## WHAT IS NEEDED
Quote the entries that follow exactly, leaving none out.

## ENTRIES PROVIDED

▶

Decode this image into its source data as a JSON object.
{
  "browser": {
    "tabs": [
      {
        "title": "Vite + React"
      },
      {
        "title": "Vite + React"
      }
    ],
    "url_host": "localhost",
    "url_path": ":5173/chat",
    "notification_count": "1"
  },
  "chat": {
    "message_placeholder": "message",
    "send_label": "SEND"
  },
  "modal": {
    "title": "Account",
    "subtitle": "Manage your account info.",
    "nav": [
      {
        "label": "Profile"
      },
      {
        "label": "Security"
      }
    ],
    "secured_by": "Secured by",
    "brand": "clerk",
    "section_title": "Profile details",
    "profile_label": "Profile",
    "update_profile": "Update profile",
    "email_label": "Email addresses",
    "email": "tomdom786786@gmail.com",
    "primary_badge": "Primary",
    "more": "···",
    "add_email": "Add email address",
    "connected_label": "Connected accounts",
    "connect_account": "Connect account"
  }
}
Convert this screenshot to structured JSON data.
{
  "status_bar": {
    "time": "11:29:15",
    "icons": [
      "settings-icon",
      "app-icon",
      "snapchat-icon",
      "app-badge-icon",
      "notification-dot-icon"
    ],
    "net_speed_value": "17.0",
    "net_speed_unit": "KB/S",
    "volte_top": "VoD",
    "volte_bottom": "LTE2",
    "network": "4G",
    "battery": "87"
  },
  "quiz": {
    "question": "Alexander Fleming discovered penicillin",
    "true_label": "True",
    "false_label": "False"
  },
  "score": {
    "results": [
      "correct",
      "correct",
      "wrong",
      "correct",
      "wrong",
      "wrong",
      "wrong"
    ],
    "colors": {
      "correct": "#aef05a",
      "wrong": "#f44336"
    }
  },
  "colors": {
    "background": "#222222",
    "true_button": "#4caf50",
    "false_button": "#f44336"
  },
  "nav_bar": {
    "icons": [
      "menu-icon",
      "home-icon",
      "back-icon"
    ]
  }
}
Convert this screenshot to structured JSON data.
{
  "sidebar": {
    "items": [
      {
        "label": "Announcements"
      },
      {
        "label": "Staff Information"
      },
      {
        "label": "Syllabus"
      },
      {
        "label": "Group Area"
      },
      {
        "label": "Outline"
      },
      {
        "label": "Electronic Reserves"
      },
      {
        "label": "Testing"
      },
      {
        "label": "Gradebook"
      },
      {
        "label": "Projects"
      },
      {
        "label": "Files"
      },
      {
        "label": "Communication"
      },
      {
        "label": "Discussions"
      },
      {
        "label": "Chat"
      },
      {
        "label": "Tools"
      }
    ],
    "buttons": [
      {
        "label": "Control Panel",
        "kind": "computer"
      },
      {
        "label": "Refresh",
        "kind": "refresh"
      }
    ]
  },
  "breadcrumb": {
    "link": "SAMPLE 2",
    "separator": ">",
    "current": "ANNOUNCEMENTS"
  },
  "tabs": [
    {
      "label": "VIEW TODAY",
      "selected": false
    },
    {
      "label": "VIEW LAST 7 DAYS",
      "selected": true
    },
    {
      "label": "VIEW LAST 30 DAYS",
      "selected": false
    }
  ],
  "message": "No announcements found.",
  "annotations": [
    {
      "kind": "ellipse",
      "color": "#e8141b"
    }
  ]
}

◀

## OUTPUT FOR THIS EXERCISE
Decode this image into its source data as a JSON object.
{
  "browser": {
    "tabs": [
      {
        "title": "Vite + React"
      },
      {
        "title": "Vite + React"
      }
    ],
    "url_host": "localhost",
    "url_path": ":5173/chat",
    "notification_count": "1"
  },
  "chat": {
    "message_placeholder": "message",
    "send_label": "SEND"
  },
  "modal": {
    "title": "Account",
    "subtitle": "Manage your account info.",
    "nav": [
      {
        "label": "Profile"
      },
      {
        "label": "Security"
      }
    ],
    "secured_by": "Secured by",
    "brand": "clerk",
    "section_title": "Profile details",
    "profile_label": "Profile",
    "update_profile": "Update profile",
    "email_label": "Email addresses",
    "email": "tomdom786786@gmail.com",
    "primary_badge": "Primary",
    "more": "···",
    "add_email": "Add email address",
    "connected_label": "Connected accounts",
    "connect_account": "Connect account"
  }
}
Convert this screenshot to structured JSON data.
{
  "status_bar": {
    "time": "11:29:15",
    "icons": [
      "settings-icon",
      "app-icon",
      "snapchat-icon",
      "app-badge-icon",
      "notification-dot-icon"
    ],
    "net_speed_value": "17.0",
    "net_speed_unit": "KB/S",
    "volte_top": "VoD",
    "volte_bottom": "LTE2",
    "network": "4G",
    "battery": "87"
  },
  "quiz": {
    "question": "Alexander Fleming discovered penicillin",
    "true_label": "True",
    "false_label": "False"
  },
  "score": {
    "results": [
      "correct",
      "correct",
      "wrong",
      "correct",
      "wrong",
      "wrong",
      "wrong"
    ],
    "colors": {
      "correct": "#aef05a",
      "wrong": "#f44336"
    }
  },
  "colors": {
    "background": "#222222",
    "true_button": "#4caf50",
    "false_button": "#f44336"
  },
  "nav_bar": {
    "icons": [
      "menu-icon",
      "home-icon",
      "back-icon"
    ]
  }
}
Convert this screenshot to structured JSON data.
{
  "sidebar": {
    "items": [
      {
        "label": "Announcements"
      },
      {
        "label": "Staff Information"
      },
      {
        "label": "Syllabus"
      },
      {
        "label": "Group Area"
      },
      {
        "label": "Outline"
      },
      {
        "label": "Electronic Reserves"
      },
      {
        "label": "Testing"
      },
      {
        "label": "Gradebook"
      },
      {
        "label": "Projects"
      },
      {
        "label": "Files"
      },
      {
        "label": "Communication"
      },
      {
        "label": "Discussions"
      },
      {
        "label": "Chat"
      },
      {
        "label": "Tools"
      }
    ],
    "buttons": [
      {
        "label": "Control Panel",
        "kind": "computer"
      },
      {
        "label": "Refresh",
        "kind": "refresh"
      }
    ]
  },
  "breadcrumb": {
    "link": "SAMPLE 2",
    "separator": ">",
    "current": "ANNOUNCEMENTS"
  },
  "tabs": [
    {
      "label": "VIEW TODAY",
      "selected": false
    },
    {
      "label": "VIEW LAST 7 DAYS",
      "selected": true
    },
    {
      "label": "VIEW LAST 30 DAYS",
      "selected": false
    }
  ],
  "message": "No announcements found.",
  "annotations": [
    {
      "kind": "ellipse",
      "color": "#e8141b"
    }
  ]
}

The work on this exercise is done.